[Begin Dataset entries]
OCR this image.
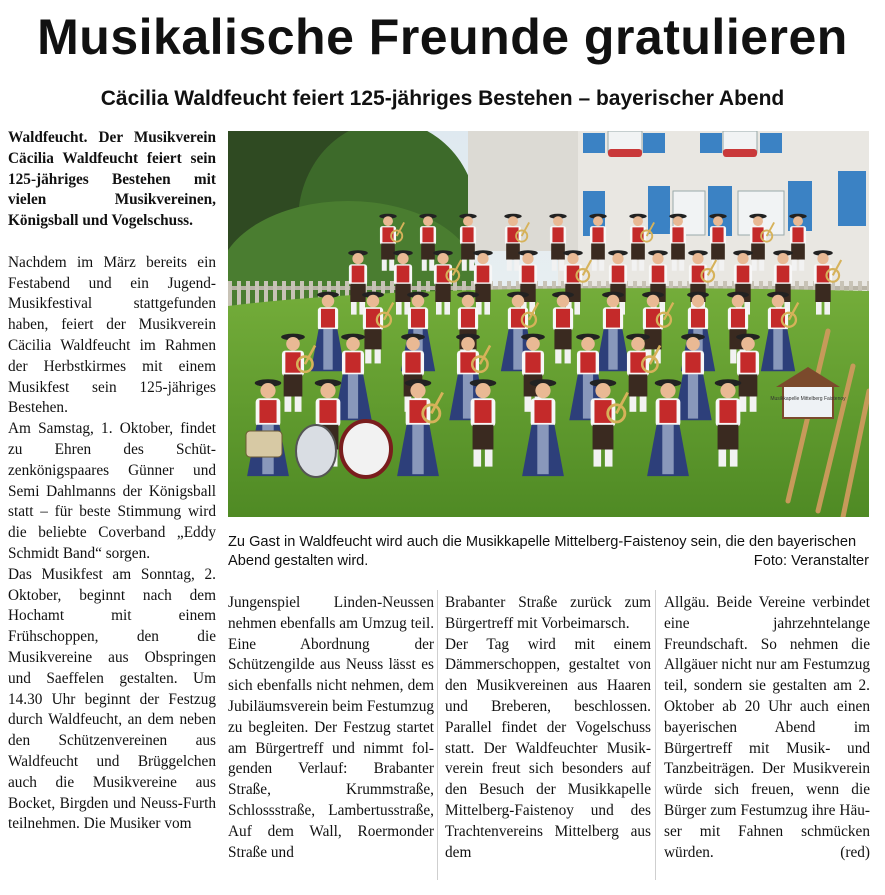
Musikalische Freunde gratulieren
Cäcilia Waldfeucht feiert 125-jähriges Bestehen – bayerischer Abend

Waldfeucht. Der Musikverein Cäcilia Waldfeucht feiert sein 125-jähriges Bestehen mit vielen Musikvereinen, Königsball und Vogelschuss.

Nachdem im März bereits ein Festabend und ein Jugend-Musikfestival stattgefunden haben, feiert der Musikverein Cäcilia Waldfeucht im Rahmen der Herbstkirmes mit einem Musikfest sein 125-jähriges Bestehen.

Am Samstag, 1. Oktober, findet zu Ehren des Schützenkönigspaares Günner und Semi Dahlmanns der Königsball statt – für beste Stimmung wird die beliebte Coverband „Eddy Schmidt Band“ sorgen.

Das Musikfest am Sonntag, 2. Oktober, beginnt nach dem Hochamt mit einem Frühschoppen, den die Musikvereine aus Obspringen und Saeffelen gestalten. Um 14.30 Uhr beginnt der Festzug durch Waldfeucht, an dem neben den Schützenvereinen aus Waldfeucht und Brüggelchen auch die Musikvereine aus Bocket, Birgden und Neuss-Furth teilnehmen. Die Musiker vom

Musikkapelle Mittelberg Faistenoy
Zu Gast in Waldfeucht wird auch die Musikkapelle Mittelberg-Faistenoy sein, die den bayerischen Abend gestalten wird.	Foto: Veranstalter

Jungenspiel Linden-Neussen nehmen ebenfalls am Umzug teil. Eine Abordnung der Schützengilde aus Neuss lässt es sich ebenfalls nicht nehmen, dem Jubiläumsverein beim Festumzug zu begleiten. Der Festzug startet am Bürgertreff und nimmt folgenden Verlauf: Brabanter Straße, Krummstraße, Schlossstraße, Lambertusstraße, Auf dem Wall, Roermonder Straße und

Brabanter Straße zurück zum Bürgertreff mit Vorbeimarsch.

Der Tag wird mit einem Dämmerschoppen, gestaltet von den Musikvereinen aus Haaren und Breberen, beschlossen. Parallel findet der Vogelschuss statt. Der Waldfeuchter Musikverein freut sich besonders auf den Besuch der Musikkapelle Mittelberg-Faistenoy und des Trachtenvereins Mittelberg aus dem

Allgäu. Beide Vereine verbindet eine jahrzehntelange Freundschaft. So nehmen die Allgäuer nicht nur am Festumzug teil, sondern sie gestalten am 2. Oktober ab 20 Uhr auch einen bayerischen Abend im Bürgertreff mit Musik- und Tanzbeiträgen. Der Musikverein würde sich freuen, wenn die Bürger zum Festumzug ihre Häuser mit Fahnen schmücken würden.	(red)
[End Dataset entries]
§ Task statement
Each entry shown above must be quoted exactly, with its pictures left out.

§ Finished exercise
OCR this image.
Musikalische Freunde gratulieren
Cäcilia Waldfeucht feiert 125-jähriges Bestehen – bayerischer Abend

Waldfeucht. Der Musikverein Cäcilia Waldfeucht feiert sein 125-jähriges Bestehen mit vielen Musikvereinen, Königsball und Vogelschuss.

Nachdem im März bereits ein Festabend und ein Jugend-Musikfestival stattgefunden haben, feiert der Musikverein Cäcilia Waldfeucht im Rahmen der Herbstkirmes mit einem Musikfest sein 125-jähriges Bestehen.

Am Samstag, 1. Oktober, findet zu Ehren des Schützenkönigspaares Günner und Semi Dahlmanns der Königsball statt – für beste Stimmung wird die beliebte Coverband „Eddy Schmidt Band“ sorgen.

Das Musikfest am Sonntag, 2. Oktober, beginnt nach dem Hochamt mit einem Frühschoppen, den die Musikvereine aus Obspringen und Saeffelen gestalten. Um 14.30 Uhr beginnt der Festzug durch Waldfeucht, an dem neben den Schützenvereinen aus Waldfeucht und Brüggelchen auch die Musikvereine aus Bocket, Birgden und Neuss-Furth teilnehmen. Die Musiker vom

Musikkapelle Mittelberg Faistenoy
Zu Gast in Waldfeucht wird auch die Musikkapelle Mittelberg-Faistenoy sein, die den bayerischen Abend gestalten wird.	Foto: Veranstalter

Jungenspiel Linden-Neussen nehmen ebenfalls am Umzug teil. Eine Abordnung der Schützengilde aus Neuss lässt es sich ebenfalls nicht nehmen, dem Jubiläumsverein beim Festumzug zu begleiten. Der Festzug startet am Bürgertreff und nimmt folgenden Verlauf: Brabanter Straße, Krummstraße, Schlossstraße, Lambertusstraße, Auf dem Wall, Roermonder Straße und

Brabanter Straße zurück zum Bürgertreff mit Vorbeimarsch.

Der Tag wird mit einem Dämmerschoppen, gestaltet von den Musikvereinen aus Haaren und Breberen, beschlossen. Parallel findet der Vogelschuss statt. Der Waldfeuchter Musikverein freut sich besonders auf den Besuch der Musikkapelle Mittelberg-Faistenoy und des Trachtenvereins Mittelberg aus dem

Allgäu. Beide Vereine verbindet eine jahrzehntelange Freundschaft. So nehmen die Allgäuer nicht nur am Festumzug teil, sondern sie gestalten am 2. Oktober ab 20 Uhr auch einen bayerischen Abend im Bürgertreff mit Musik- und Tanzbeiträgen. Der Musikverein würde sich freuen, wenn die Bürger zum Festumzug ihre Häuser mit Fahnen schmücken würden.	(red)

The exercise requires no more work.